* WORK REQUIRED *
Only a number is wanted here: the number of lines of the data that include "temperature".
□ □ □ □ □ □ □
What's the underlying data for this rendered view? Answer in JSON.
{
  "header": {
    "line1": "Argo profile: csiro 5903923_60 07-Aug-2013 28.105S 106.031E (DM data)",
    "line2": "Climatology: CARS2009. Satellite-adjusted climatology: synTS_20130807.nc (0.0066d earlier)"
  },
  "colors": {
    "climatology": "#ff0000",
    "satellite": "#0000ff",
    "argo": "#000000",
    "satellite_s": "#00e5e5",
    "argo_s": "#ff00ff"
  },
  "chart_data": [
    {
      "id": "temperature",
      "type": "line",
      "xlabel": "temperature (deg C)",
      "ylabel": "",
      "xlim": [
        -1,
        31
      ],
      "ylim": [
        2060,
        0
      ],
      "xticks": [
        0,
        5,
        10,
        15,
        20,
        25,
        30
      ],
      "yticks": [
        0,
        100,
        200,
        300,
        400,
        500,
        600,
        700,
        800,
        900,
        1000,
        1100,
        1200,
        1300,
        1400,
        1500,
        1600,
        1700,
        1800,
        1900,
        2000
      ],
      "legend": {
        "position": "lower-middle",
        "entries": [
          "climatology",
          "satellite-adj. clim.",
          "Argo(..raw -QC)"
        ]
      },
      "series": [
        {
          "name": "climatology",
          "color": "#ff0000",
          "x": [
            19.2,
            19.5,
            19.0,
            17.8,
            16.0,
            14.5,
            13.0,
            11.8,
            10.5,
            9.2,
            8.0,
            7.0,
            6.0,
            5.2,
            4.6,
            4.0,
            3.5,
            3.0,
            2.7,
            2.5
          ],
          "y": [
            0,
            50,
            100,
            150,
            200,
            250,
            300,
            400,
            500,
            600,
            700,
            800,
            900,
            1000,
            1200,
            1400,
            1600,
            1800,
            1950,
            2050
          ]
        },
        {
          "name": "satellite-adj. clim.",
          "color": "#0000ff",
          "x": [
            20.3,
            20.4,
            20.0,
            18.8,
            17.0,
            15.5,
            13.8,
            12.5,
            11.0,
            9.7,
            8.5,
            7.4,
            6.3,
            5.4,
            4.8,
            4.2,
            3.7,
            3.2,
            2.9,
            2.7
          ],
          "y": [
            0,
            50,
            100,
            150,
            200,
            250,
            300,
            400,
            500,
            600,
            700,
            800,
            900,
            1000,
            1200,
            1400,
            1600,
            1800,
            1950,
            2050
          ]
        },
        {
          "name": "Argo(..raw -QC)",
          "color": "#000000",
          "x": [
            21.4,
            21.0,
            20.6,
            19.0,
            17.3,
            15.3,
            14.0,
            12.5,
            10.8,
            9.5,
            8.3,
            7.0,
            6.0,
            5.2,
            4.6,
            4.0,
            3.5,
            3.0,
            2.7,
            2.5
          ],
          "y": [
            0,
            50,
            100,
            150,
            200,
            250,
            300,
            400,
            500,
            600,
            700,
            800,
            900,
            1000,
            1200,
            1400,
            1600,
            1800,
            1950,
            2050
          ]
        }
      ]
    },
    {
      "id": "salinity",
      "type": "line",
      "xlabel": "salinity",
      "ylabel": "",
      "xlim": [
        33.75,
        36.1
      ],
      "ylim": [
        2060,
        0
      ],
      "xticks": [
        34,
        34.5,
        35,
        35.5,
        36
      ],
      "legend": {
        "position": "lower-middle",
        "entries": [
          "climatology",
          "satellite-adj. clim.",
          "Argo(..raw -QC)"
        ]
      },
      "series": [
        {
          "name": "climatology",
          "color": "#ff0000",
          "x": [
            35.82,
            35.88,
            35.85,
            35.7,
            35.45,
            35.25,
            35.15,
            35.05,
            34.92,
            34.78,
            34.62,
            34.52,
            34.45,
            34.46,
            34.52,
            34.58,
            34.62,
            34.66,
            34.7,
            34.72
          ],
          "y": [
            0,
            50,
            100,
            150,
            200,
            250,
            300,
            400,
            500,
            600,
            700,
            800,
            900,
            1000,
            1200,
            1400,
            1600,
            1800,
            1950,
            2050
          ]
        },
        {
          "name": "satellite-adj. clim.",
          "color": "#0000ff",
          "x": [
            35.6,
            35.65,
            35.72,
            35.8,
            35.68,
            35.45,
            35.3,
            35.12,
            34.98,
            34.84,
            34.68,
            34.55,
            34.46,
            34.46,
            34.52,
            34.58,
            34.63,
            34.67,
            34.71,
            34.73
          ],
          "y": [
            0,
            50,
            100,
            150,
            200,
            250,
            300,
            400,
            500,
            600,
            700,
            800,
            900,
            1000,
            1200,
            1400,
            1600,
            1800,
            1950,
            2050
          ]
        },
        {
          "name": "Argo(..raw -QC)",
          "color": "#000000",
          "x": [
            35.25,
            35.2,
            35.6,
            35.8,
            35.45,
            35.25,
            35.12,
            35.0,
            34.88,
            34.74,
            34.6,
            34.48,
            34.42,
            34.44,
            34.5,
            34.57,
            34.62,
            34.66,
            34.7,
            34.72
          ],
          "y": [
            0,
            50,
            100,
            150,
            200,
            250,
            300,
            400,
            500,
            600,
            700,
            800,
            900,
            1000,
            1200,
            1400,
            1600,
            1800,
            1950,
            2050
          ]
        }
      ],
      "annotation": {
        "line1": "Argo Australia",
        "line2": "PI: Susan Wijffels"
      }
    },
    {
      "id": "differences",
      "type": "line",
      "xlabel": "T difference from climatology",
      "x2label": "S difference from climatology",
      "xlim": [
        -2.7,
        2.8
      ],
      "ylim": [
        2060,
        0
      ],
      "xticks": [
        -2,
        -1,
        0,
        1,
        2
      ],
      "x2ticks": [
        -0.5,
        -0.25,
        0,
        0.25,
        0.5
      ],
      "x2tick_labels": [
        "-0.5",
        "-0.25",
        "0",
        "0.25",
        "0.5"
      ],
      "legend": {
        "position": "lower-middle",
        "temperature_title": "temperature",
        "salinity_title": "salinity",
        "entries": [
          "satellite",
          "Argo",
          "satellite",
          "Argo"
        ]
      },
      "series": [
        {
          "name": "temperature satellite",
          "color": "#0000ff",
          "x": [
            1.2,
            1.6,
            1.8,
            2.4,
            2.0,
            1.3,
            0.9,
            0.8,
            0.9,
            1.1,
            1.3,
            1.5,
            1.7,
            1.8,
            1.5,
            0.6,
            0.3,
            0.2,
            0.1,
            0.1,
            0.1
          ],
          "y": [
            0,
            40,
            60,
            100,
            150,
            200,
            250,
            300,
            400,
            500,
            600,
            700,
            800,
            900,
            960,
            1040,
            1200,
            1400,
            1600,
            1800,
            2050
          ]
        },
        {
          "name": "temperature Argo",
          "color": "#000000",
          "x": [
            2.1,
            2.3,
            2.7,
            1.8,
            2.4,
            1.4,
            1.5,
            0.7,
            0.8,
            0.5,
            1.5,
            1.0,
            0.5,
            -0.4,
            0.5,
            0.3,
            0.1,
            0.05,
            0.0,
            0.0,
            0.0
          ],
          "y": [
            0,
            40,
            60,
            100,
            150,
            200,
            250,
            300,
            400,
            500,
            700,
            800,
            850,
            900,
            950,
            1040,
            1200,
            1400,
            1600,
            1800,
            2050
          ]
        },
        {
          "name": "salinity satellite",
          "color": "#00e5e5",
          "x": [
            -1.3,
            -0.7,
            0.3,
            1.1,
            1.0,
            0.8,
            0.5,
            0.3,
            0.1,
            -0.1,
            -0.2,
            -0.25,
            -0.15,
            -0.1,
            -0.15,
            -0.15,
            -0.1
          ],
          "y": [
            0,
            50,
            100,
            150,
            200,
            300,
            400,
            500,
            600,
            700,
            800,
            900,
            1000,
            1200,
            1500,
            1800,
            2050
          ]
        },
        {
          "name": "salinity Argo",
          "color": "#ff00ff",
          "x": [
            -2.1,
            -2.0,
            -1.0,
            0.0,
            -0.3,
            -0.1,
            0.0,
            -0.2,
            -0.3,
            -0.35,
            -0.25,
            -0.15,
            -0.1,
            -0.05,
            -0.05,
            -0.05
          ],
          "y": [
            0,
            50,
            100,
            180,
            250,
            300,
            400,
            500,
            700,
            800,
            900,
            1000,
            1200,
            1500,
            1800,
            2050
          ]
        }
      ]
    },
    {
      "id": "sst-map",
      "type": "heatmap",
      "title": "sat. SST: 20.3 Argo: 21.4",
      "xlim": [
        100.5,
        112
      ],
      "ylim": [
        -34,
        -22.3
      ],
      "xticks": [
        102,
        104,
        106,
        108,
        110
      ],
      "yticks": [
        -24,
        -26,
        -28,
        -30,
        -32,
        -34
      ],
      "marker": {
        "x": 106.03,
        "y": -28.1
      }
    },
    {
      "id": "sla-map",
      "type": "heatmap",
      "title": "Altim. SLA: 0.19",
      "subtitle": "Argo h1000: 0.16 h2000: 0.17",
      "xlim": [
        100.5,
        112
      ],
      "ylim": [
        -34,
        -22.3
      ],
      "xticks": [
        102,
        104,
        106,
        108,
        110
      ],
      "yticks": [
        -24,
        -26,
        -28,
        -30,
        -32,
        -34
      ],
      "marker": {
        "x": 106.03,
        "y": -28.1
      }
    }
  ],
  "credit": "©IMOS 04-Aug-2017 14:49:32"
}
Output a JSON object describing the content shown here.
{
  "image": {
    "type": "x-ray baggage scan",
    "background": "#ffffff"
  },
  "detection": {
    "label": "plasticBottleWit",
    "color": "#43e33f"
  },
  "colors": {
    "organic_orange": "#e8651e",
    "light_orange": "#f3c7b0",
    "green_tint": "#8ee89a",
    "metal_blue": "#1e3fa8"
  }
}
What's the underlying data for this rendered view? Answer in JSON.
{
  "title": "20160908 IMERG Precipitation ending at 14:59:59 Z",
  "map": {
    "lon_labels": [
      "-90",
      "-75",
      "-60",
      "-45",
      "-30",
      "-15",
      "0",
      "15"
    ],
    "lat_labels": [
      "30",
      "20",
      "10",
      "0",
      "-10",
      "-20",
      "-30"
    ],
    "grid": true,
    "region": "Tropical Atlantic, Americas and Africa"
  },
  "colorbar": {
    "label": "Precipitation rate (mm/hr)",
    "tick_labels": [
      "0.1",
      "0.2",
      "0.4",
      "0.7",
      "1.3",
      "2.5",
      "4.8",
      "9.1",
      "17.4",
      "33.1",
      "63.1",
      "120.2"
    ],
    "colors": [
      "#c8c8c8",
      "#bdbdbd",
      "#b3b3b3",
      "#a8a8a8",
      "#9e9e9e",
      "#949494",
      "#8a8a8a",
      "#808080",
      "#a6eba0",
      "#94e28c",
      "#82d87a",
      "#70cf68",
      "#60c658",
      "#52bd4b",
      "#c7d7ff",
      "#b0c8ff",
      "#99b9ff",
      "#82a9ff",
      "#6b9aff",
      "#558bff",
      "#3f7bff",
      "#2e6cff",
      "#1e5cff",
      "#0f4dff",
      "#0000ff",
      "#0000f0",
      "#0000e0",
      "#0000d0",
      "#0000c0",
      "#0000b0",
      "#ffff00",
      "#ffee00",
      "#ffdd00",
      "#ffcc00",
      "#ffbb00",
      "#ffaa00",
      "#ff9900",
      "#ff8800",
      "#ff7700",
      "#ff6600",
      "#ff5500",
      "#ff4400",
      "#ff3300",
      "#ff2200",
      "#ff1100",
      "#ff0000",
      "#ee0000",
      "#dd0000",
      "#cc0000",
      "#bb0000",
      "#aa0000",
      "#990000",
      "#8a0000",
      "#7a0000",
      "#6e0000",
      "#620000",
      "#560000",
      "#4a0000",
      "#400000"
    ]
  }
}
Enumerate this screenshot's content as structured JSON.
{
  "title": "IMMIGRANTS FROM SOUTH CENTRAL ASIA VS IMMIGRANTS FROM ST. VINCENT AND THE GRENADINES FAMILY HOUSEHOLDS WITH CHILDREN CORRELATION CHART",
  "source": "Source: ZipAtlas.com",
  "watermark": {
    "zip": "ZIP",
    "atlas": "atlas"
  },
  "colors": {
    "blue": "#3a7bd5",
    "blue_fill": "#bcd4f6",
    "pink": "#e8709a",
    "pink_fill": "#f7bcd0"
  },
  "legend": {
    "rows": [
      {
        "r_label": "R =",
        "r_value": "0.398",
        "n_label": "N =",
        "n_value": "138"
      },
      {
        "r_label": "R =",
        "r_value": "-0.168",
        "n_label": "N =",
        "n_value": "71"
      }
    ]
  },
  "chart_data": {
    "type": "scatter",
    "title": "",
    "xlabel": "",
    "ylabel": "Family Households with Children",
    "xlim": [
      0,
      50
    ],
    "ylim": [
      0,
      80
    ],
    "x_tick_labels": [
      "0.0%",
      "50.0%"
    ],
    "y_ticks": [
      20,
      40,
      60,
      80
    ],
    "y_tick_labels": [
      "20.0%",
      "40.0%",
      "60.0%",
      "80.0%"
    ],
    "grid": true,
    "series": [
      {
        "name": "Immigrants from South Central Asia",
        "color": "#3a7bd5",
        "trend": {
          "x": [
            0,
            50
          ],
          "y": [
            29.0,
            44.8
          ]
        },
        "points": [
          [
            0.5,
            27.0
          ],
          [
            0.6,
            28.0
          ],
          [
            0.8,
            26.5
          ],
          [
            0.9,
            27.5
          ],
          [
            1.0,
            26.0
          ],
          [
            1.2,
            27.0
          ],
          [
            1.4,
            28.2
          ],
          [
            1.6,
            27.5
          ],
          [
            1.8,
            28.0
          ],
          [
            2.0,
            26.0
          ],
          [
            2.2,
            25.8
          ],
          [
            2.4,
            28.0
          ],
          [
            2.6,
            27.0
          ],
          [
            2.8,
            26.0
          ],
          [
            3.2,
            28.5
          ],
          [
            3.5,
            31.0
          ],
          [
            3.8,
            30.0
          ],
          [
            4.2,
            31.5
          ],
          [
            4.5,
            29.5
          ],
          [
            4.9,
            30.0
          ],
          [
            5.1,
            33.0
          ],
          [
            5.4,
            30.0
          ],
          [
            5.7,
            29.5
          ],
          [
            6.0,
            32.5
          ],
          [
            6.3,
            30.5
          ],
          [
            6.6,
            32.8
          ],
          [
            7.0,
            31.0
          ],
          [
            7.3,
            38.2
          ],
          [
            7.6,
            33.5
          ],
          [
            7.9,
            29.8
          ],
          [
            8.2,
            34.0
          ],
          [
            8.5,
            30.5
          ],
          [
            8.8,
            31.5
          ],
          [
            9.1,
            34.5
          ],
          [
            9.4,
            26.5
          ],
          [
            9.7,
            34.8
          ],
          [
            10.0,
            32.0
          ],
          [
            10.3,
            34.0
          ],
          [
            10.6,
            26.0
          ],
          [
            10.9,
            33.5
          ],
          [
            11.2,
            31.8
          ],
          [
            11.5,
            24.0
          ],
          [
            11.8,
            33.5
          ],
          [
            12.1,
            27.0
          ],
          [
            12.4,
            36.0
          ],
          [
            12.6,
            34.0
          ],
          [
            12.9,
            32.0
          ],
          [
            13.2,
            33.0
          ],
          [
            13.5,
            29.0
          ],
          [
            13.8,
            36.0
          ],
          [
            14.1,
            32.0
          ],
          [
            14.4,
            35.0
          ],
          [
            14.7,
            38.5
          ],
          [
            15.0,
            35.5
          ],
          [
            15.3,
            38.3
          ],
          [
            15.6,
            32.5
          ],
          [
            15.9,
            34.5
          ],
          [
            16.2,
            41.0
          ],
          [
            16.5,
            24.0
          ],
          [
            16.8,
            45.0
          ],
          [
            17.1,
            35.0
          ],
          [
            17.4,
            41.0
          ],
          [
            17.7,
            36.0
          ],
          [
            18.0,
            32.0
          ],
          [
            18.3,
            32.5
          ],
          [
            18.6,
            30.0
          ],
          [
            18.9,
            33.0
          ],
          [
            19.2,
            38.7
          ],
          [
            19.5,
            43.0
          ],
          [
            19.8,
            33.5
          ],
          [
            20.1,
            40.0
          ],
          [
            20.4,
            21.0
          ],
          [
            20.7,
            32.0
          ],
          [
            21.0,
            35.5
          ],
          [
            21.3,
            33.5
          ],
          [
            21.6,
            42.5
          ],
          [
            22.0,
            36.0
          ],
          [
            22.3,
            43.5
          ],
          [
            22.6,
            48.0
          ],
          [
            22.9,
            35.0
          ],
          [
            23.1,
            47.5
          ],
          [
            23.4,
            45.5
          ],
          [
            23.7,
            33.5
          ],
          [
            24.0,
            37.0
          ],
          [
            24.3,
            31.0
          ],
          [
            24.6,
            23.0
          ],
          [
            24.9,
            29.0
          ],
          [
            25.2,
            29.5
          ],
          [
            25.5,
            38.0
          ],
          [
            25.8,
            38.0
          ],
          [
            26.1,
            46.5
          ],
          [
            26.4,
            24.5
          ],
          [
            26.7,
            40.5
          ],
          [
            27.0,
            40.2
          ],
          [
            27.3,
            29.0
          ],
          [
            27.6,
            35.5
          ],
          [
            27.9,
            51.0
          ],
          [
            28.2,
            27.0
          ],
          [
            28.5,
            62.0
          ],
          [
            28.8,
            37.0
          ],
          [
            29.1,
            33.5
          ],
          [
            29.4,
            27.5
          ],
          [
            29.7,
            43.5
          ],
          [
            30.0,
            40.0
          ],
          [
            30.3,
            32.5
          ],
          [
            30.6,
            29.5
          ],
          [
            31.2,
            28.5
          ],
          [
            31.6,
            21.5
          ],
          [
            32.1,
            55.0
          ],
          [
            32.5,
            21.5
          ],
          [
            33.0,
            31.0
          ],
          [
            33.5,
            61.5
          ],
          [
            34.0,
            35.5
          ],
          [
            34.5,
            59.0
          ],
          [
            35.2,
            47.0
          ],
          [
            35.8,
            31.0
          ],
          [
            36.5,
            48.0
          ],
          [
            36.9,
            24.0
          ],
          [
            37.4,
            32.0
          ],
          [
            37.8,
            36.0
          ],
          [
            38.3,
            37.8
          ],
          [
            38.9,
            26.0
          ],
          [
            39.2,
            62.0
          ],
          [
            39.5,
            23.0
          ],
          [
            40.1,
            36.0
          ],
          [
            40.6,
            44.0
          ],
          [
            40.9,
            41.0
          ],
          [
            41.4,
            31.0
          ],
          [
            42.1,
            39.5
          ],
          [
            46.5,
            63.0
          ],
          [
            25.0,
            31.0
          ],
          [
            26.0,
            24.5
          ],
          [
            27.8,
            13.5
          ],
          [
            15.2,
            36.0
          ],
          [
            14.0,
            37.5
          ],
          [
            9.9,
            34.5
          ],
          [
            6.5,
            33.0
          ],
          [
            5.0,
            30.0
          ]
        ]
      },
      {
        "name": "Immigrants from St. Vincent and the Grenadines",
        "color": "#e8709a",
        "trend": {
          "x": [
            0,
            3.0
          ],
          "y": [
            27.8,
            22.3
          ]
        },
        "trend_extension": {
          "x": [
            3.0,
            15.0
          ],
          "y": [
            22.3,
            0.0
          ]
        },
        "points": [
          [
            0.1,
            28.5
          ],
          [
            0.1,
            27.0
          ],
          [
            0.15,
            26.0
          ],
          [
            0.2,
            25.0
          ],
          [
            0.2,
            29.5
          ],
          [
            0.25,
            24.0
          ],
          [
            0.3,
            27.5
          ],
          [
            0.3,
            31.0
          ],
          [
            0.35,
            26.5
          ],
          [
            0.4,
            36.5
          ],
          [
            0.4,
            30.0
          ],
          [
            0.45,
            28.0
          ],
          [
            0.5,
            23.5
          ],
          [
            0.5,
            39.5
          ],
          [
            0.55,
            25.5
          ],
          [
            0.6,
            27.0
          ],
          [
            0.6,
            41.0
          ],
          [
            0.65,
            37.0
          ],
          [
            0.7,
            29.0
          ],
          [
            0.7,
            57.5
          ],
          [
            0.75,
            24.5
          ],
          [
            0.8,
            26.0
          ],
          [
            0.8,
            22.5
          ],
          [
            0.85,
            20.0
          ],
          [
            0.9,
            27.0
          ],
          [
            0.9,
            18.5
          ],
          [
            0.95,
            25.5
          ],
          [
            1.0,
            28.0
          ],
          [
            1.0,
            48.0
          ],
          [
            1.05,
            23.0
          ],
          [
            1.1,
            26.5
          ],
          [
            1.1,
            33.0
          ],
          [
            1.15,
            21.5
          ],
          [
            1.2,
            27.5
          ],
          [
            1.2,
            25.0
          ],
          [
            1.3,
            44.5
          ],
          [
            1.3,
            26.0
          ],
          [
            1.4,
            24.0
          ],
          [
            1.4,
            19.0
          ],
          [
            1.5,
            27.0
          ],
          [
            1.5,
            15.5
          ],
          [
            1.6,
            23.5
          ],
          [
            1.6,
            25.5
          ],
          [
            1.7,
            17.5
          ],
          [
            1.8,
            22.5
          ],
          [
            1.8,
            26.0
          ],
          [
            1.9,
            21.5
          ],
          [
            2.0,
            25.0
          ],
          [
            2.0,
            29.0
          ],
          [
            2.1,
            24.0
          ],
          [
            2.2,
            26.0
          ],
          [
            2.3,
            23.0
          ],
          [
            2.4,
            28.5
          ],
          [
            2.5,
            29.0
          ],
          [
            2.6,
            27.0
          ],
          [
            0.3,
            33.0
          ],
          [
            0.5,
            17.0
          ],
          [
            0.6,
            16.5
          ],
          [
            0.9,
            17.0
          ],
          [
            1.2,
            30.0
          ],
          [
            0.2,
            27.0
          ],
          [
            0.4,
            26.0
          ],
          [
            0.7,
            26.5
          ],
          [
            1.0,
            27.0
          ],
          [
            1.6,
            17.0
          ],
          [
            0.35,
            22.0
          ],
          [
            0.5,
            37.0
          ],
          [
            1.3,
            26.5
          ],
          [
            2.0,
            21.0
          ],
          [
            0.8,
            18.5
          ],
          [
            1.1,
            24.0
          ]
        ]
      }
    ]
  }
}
□ □ □ □ □ □ □
* SOLUTION TO THIS EXERCISE *
5